**Written instruction:**
Copy every line with the string "jogurtu" in it.
━━ Exercise material
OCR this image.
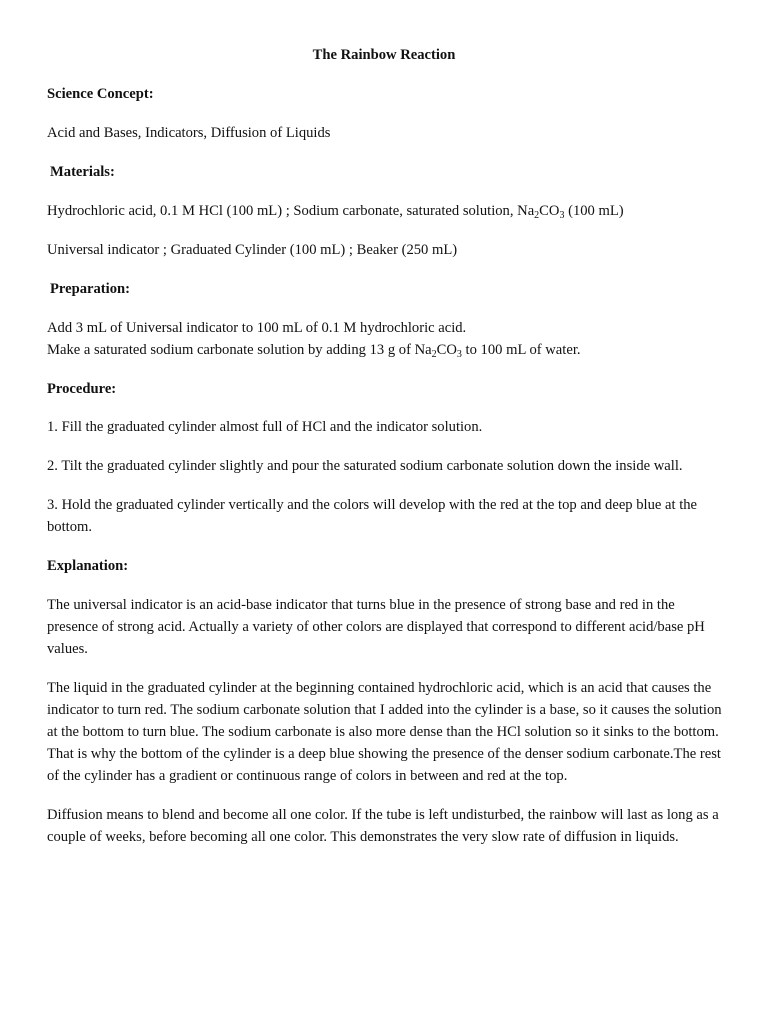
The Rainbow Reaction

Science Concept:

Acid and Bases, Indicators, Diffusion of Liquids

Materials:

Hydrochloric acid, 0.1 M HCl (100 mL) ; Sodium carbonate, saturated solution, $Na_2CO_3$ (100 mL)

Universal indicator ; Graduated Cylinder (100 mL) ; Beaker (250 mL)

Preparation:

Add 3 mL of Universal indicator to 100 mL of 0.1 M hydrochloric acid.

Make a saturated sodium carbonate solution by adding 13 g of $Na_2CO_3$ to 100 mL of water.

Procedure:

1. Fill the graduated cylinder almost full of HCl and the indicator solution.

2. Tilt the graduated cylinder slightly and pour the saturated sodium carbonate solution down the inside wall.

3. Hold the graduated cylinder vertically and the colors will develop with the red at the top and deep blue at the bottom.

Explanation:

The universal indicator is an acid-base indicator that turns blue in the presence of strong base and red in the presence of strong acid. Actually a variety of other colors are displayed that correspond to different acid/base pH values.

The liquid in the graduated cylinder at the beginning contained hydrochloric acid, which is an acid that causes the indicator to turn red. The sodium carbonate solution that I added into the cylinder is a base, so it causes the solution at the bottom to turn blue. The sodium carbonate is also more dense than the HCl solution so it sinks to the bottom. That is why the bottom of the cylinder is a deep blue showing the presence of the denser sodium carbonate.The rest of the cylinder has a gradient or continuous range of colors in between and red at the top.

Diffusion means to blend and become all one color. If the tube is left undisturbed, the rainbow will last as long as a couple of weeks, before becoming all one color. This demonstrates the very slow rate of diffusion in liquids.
━━━━
━━ Exercise material
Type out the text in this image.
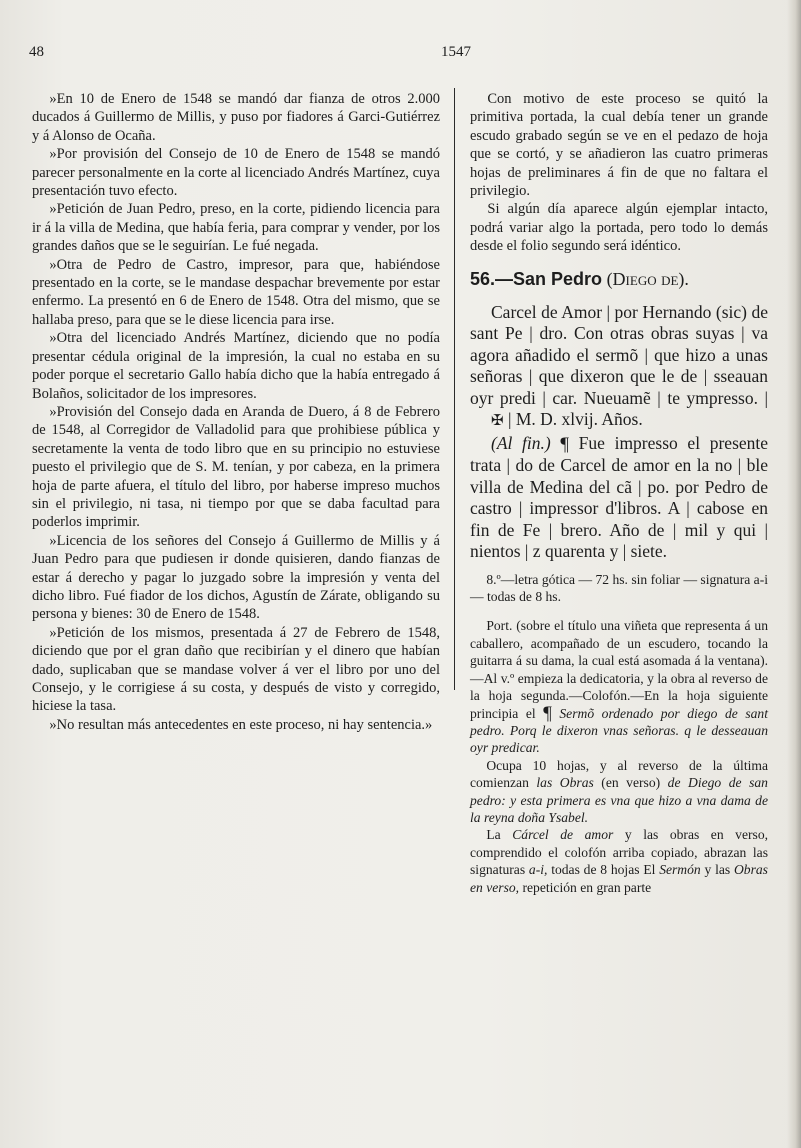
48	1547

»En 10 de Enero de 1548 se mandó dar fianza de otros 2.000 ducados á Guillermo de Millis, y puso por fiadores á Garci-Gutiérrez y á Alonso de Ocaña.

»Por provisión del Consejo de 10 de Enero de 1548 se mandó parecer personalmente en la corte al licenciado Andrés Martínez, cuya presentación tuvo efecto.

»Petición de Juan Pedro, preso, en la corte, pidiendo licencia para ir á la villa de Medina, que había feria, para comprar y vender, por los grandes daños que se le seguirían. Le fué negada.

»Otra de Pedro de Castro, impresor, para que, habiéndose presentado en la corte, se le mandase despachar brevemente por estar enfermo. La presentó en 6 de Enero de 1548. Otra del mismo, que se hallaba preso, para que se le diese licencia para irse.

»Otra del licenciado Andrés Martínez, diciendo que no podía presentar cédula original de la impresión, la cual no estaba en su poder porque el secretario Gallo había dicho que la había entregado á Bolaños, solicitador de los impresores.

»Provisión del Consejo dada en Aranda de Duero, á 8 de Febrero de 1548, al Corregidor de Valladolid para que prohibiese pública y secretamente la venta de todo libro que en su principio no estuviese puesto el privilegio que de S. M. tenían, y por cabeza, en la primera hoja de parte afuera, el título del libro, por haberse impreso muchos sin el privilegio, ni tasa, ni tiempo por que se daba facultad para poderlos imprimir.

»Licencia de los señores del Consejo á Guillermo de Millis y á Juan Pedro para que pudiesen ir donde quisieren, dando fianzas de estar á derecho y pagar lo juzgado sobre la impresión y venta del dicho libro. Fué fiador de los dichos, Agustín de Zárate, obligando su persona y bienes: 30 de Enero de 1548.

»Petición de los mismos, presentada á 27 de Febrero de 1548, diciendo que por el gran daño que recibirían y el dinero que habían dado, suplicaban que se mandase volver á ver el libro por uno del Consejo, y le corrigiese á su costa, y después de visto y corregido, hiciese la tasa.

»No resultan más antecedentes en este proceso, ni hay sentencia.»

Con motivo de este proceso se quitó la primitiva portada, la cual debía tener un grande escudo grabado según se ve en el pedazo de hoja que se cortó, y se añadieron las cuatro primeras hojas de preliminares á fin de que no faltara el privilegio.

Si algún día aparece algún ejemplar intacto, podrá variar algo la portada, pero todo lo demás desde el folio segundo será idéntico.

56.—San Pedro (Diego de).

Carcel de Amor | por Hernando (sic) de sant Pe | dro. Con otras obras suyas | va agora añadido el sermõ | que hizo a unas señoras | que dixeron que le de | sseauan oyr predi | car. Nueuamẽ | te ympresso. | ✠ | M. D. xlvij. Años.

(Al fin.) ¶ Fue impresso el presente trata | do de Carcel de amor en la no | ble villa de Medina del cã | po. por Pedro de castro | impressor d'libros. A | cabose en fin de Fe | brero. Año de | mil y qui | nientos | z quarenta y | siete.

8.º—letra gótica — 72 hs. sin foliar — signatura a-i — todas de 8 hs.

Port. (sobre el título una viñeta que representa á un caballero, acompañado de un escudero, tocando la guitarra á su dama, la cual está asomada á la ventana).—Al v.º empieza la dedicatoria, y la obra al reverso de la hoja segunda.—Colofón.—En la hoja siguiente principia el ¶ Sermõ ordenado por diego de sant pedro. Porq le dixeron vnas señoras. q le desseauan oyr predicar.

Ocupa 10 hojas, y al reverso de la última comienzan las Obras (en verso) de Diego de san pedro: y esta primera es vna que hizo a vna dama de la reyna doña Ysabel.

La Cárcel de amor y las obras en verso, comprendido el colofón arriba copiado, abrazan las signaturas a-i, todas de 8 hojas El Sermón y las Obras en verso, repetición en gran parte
━━━━
━━ Exercise material
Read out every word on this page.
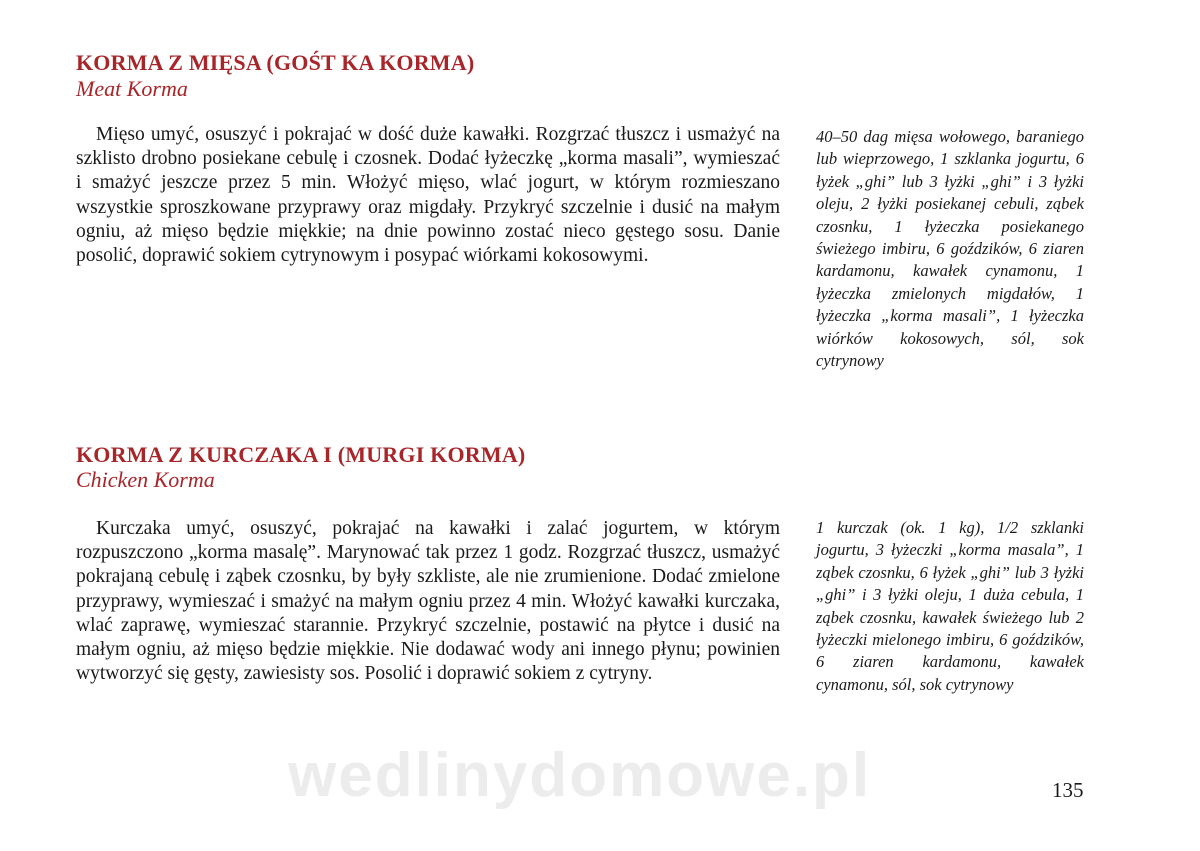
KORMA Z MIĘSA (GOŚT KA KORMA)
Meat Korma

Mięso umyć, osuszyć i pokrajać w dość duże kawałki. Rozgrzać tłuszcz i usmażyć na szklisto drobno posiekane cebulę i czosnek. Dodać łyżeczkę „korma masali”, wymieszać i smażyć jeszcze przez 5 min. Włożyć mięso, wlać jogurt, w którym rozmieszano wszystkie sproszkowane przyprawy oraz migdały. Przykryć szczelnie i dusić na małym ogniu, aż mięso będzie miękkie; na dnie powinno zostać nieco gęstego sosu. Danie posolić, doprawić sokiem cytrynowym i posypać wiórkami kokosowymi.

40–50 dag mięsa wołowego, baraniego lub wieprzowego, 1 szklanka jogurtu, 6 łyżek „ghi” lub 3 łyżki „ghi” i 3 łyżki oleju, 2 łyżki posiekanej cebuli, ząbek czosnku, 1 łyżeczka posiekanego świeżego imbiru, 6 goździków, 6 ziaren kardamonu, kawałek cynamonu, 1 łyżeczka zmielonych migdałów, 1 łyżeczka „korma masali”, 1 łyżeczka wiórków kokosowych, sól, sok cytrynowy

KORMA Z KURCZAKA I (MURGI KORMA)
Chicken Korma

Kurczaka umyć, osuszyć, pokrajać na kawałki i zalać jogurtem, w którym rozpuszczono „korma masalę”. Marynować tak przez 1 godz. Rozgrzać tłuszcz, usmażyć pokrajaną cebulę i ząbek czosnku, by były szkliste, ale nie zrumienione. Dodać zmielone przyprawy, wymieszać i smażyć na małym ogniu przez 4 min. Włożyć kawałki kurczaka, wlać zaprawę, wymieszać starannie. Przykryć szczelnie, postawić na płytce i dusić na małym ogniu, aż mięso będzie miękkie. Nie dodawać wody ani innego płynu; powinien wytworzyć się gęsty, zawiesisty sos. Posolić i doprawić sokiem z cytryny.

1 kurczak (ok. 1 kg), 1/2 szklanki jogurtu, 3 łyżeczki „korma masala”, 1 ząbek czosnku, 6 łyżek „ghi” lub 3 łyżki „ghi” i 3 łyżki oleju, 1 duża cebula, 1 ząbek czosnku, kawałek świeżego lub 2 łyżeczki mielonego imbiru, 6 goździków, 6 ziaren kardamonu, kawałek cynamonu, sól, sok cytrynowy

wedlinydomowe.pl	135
━━━━
**Task solution:**
40–50 dag mięsa wołowego, baraniego lub wieprzowego, 1 szklanka jogurtu, 6 łyżek „ghi” lub 3 łyżki „ghi” i 3 łyżki oleju, 2 łyżki posiekanej cebuli, ząbek czosnku, 1 łyżeczka posiekanego świeżego imbiru, 6 goździków, 6 ziaren kardamonu, kawałek cynamonu, 1 łyżeczka zmielonych migdałów, 1 łyżeczka „korma masali”, 1 łyżeczka wiórków kokosowych, sól, sok cytrynowy
1 kurczak (ok. 1 kg), 1/2 szklanki jogurtu, 3 łyżeczki „korma masala”, 1 ząbek czosnku, 6 łyżek „ghi” lub 3 łyżki „ghi” i 3 łyżki oleju, 1 duża cebula, 1 ząbek czosnku, kawałek świeżego lub 2 łyżeczki mielonego imbiru, 6 goździków, 6 ziaren kardamonu, kawałek cynamonu, sól, sok cytrynowy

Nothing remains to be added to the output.